Data rows |
----------------------------------------

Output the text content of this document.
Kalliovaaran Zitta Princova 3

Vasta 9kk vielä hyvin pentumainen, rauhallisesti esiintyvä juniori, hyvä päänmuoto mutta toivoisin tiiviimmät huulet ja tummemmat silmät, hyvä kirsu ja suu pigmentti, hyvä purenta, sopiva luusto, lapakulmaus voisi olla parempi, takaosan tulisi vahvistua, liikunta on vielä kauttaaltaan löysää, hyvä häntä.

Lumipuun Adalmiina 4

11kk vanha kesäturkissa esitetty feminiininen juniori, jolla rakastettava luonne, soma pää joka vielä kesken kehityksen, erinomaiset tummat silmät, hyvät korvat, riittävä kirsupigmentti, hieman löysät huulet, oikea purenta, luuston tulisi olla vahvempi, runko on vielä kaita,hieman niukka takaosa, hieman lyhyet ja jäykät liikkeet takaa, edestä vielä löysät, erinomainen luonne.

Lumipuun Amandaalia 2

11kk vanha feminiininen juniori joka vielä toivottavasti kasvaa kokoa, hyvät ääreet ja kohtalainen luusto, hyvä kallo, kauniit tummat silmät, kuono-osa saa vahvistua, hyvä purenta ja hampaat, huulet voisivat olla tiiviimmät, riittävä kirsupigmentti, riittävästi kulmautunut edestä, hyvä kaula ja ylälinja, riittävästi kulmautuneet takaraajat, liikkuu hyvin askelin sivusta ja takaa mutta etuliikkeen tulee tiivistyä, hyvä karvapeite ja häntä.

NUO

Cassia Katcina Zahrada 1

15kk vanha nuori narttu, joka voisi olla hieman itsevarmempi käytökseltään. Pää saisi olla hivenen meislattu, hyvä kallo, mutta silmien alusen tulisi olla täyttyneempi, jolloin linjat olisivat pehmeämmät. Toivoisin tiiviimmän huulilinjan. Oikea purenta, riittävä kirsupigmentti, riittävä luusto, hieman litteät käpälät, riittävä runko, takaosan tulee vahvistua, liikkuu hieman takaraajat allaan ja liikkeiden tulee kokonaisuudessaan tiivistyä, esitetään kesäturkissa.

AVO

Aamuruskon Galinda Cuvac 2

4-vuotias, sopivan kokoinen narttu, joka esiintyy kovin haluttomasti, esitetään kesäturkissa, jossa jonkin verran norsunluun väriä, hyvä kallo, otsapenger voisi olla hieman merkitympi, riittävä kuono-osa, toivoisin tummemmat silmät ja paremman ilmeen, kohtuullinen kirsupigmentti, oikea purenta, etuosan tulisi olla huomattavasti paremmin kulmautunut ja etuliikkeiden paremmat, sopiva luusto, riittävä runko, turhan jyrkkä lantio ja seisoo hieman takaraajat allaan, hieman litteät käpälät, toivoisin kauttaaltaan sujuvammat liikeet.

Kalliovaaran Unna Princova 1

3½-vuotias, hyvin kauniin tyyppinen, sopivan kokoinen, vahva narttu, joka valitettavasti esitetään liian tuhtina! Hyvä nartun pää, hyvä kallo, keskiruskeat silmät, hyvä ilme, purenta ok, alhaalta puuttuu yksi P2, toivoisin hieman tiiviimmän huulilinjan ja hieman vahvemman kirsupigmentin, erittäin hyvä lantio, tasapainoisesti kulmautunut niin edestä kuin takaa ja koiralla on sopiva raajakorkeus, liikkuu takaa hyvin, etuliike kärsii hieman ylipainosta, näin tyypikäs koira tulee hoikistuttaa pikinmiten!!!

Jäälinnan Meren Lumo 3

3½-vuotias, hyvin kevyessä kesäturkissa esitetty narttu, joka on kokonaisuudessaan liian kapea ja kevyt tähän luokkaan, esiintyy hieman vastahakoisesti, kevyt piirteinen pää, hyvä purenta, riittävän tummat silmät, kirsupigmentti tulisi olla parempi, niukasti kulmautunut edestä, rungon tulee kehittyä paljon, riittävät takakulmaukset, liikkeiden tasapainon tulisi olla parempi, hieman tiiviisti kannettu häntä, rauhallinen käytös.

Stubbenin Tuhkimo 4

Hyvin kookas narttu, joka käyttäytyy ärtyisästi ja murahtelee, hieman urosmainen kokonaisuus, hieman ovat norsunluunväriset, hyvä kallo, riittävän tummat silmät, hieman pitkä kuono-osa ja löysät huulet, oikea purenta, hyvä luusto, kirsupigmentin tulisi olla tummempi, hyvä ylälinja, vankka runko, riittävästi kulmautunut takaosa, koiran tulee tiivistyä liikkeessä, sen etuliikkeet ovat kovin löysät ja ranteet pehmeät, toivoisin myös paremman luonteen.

----------------------------------------

Given exercise |
Retype the data in full and match it exactly.

Task answer |
Output the text content of this document.
Kalliovaaran Zitta Princova 3

Vasta 9kk vielä hyvin pentumainen, rauhallisesti esiintyvä juniori, hyvä päänmuoto mutta toivoisin tiiviimmät huulet ja tummemmat silmät, hyvä kirsu ja suu pigmentti, hyvä purenta, sopiva luusto, lapakulmaus voisi olla parempi, takaosan tulisi vahvistua, liikunta on vielä kauttaaltaan löysää, hyvä häntä.

Lumipuun Adalmiina 4

11kk vanha kesäturkissa esitetty feminiininen juniori, jolla rakastettava luonne, soma pää joka vielä kesken kehityksen, erinomaiset tummat silmät, hyvät korvat, riittävä kirsupigmentti, hieman löysät huulet, oikea purenta, luuston tulisi olla vahvempi, runko on vielä kaita,hieman niukka takaosa, hieman lyhyet ja jäykät liikkeet takaa, edestä vielä löysät, erinomainen luonne.

Lumipuun Amandaalia 2

11kk vanha feminiininen juniori joka vielä toivottavasti kasvaa kokoa, hyvät ääreet ja kohtalainen luusto, hyvä kallo, kauniit tummat silmät, kuono-osa saa vahvistua, hyvä purenta ja hampaat, huulet voisivat olla tiiviimmät, riittävä kirsupigmentti, riittävästi kulmautunut edestä, hyvä kaula ja ylälinja, riittävästi kulmautuneet takaraajat, liikkuu hyvin askelin sivusta ja takaa mutta etuliikkeen tulee tiivistyä, hyvä karvapeite ja häntä.

NUO

Cassia Katcina Zahrada 1

15kk vanha nuori narttu, joka voisi olla hieman itsevarmempi käytökseltään. Pää saisi olla hivenen meislattu, hyvä kallo, mutta silmien alusen tulisi olla täyttyneempi, jolloin linjat olisivat pehmeämmät. Toivoisin tiiviimmän huulilinjan. Oikea purenta, riittävä kirsupigmentti, riittävä luusto, hieman litteät käpälät, riittävä runko, takaosan tulee vahvistua, liikkuu hieman takaraajat allaan ja liikkeiden tulee kokonaisuudessaan tiivistyä, esitetään kesäturkissa.

AVO

Aamuruskon Galinda Cuvac 2

4-vuotias, sopivan kokoinen narttu, joka esiintyy kovin haluttomasti, esitetään kesäturkissa, jossa jonkin verran norsunluun väriä, hyvä kallo, otsapenger voisi olla hieman merkitympi, riittävä kuono-osa, toivoisin tummemmat silmät ja paremman ilmeen, kohtuullinen kirsupigmentti, oikea purenta, etuosan tulisi olla huomattavasti paremmin kulmautunut ja etuliikkeiden paremmat, sopiva luusto, riittävä runko, turhan jyrkkä lantio ja seisoo hieman takaraajat allaan, hieman litteät käpälät, toivoisin kauttaaltaan sujuvammat liikeet.

Kalliovaaran Unna Princova 1

3½-vuotias, hyvin kauniin tyyppinen, sopivan kokoinen, vahva narttu, joka valitettavasti esitetään liian tuhtina! Hyvä nartun pää, hyvä kallo, keskiruskeat silmät, hyvä ilme, purenta ok, alhaalta puuttuu yksi P2, toivoisin hieman tiiviimmän huulilinjan ja hieman vahvemman kirsupigmentin, erittäin hyvä lantio, tasapainoisesti kulmautunut niin edestä kuin takaa ja koiralla on sopiva raajakorkeus, liikkuu takaa hyvin, etuliike kärsii hieman ylipainosta, näin tyypikäs koira tulee hoikistuttaa pikinmiten!!!

Jäälinnan Meren Lumo 3

3½-vuotias, hyvin kevyessä kesäturkissa esitetty narttu, joka on kokonaisuudessaan liian kapea ja kevyt tähän luokkaan, esiintyy hieman vastahakoisesti, kevyt piirteinen pää, hyvä purenta, riittävän tummat silmät, kirsupigmentti tulisi olla parempi, niukasti kulmautunut edestä, rungon tulee kehittyä paljon, riittävät takakulmaukset, liikkeiden tasapainon tulisi olla parempi, hieman tiiviisti kannettu häntä, rauhallinen käytös.

Stubbenin Tuhkimo 4

Hyvin kookas narttu, joka käyttäytyy ärtyisästi ja murahtelee, hieman urosmainen kokonaisuus, hieman ovat norsunluunväriset, hyvä kallo, riittävän tummat silmät, hieman pitkä kuono-osa ja löysät huulet, oikea purenta, hyvä luusto, kirsupigmentin tulisi olla tummempi, hyvä ylälinja, vankka runko, riittävästi kulmautunut takaosa, koiran tulee tiivistyä liikkeessä, sen etuliikkeet ovat kovin löysät ja ranteet pehmeät, toivoisin myös paremman luonteen.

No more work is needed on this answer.